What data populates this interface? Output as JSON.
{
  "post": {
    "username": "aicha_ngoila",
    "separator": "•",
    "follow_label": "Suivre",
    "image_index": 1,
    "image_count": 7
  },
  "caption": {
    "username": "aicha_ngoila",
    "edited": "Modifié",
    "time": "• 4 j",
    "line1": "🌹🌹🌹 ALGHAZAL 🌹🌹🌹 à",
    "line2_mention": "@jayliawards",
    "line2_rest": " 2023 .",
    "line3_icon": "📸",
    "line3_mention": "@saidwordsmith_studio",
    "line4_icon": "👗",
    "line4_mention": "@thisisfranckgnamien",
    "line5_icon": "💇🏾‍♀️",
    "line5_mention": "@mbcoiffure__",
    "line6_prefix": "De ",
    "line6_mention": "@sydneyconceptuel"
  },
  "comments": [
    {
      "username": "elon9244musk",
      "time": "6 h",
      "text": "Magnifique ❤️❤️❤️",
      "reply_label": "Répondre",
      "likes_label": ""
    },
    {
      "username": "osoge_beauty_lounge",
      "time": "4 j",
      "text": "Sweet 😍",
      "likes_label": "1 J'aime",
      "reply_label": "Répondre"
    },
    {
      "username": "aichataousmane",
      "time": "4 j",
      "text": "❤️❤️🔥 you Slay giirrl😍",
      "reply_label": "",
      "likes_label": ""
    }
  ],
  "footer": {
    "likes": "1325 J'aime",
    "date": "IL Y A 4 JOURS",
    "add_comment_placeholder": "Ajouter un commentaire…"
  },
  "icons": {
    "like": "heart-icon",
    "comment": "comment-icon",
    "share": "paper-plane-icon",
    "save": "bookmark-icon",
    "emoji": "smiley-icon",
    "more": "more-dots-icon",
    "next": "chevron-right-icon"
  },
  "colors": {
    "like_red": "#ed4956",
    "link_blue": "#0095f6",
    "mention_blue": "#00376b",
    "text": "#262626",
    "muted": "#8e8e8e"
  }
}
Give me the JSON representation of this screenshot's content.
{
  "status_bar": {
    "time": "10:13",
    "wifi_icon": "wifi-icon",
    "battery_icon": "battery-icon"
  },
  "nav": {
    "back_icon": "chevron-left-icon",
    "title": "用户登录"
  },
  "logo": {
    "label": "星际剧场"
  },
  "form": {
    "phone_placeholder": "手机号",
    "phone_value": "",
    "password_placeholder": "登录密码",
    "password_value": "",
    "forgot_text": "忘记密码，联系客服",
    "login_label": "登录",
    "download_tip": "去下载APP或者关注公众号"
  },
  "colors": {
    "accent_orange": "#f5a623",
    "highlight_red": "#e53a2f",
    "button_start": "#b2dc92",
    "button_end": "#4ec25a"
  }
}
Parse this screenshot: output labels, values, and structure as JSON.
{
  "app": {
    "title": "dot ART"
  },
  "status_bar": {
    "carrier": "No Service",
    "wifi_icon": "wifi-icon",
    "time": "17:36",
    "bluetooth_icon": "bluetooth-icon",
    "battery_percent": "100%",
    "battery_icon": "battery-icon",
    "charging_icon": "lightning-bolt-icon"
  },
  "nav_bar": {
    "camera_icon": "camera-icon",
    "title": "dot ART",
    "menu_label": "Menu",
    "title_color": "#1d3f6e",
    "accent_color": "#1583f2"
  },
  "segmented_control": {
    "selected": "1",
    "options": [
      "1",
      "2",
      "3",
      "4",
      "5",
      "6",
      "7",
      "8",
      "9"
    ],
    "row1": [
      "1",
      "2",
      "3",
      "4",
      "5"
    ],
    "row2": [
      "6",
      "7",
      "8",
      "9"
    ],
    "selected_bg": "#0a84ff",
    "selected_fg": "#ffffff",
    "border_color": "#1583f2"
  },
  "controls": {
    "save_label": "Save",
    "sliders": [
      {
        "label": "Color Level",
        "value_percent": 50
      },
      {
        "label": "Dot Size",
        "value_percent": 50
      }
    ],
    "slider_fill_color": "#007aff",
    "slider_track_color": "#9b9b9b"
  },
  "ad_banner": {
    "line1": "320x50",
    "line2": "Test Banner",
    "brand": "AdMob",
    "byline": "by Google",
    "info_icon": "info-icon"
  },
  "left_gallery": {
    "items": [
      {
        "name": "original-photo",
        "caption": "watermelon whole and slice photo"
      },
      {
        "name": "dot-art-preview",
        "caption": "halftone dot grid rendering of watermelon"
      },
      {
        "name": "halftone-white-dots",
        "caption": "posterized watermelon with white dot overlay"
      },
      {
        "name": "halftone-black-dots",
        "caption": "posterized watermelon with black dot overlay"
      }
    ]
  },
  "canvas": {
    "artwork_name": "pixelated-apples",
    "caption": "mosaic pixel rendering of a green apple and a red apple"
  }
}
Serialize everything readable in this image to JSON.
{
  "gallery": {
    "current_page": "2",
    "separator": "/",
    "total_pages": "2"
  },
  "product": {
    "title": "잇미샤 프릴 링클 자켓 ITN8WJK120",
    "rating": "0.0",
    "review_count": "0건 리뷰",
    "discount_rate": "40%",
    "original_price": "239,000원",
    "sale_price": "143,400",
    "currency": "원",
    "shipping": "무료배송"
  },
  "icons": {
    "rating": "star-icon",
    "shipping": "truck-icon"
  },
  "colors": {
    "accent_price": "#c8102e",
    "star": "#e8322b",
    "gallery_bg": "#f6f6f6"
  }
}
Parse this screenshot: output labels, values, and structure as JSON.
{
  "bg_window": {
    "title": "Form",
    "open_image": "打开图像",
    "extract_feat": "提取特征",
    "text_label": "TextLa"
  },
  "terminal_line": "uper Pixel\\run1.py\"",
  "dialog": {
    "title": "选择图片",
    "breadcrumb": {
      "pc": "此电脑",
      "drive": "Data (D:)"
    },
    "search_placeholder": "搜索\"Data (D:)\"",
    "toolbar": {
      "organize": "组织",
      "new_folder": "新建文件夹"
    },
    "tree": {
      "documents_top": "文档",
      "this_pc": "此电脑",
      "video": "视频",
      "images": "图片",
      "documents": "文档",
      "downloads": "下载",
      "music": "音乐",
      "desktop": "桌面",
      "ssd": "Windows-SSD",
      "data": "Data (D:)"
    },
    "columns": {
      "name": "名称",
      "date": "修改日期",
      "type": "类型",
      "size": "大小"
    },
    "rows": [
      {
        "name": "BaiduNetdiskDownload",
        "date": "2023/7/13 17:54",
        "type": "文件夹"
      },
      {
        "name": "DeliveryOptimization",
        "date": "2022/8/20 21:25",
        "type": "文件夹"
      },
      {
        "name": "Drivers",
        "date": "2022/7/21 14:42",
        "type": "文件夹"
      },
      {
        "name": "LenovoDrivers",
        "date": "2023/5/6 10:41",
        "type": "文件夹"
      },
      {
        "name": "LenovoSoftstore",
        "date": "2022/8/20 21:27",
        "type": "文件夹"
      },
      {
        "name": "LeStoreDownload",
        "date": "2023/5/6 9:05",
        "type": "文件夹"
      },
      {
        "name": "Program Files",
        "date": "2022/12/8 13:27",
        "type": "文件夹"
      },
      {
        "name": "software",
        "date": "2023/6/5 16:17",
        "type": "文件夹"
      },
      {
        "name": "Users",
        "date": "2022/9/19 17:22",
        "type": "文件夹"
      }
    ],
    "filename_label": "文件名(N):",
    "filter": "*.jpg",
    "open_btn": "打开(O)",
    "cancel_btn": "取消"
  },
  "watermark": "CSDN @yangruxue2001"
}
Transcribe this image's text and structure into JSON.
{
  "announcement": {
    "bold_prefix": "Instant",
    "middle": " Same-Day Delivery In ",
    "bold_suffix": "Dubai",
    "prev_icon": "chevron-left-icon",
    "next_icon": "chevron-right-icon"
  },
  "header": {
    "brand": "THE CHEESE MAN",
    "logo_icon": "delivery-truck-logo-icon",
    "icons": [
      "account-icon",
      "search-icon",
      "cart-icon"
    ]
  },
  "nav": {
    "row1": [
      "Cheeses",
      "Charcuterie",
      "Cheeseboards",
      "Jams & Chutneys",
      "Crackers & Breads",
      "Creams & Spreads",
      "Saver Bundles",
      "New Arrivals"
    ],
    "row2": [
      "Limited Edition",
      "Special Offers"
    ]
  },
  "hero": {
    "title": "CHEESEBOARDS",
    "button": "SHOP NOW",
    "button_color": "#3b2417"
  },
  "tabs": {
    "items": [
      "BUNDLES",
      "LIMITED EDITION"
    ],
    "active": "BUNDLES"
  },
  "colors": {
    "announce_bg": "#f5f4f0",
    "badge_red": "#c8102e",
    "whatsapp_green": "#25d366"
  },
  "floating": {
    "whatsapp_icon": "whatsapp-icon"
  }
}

### Aim
Tally up the lines holding the word "right" in the data above, and answer with that figure only.

### Response to the exercise
2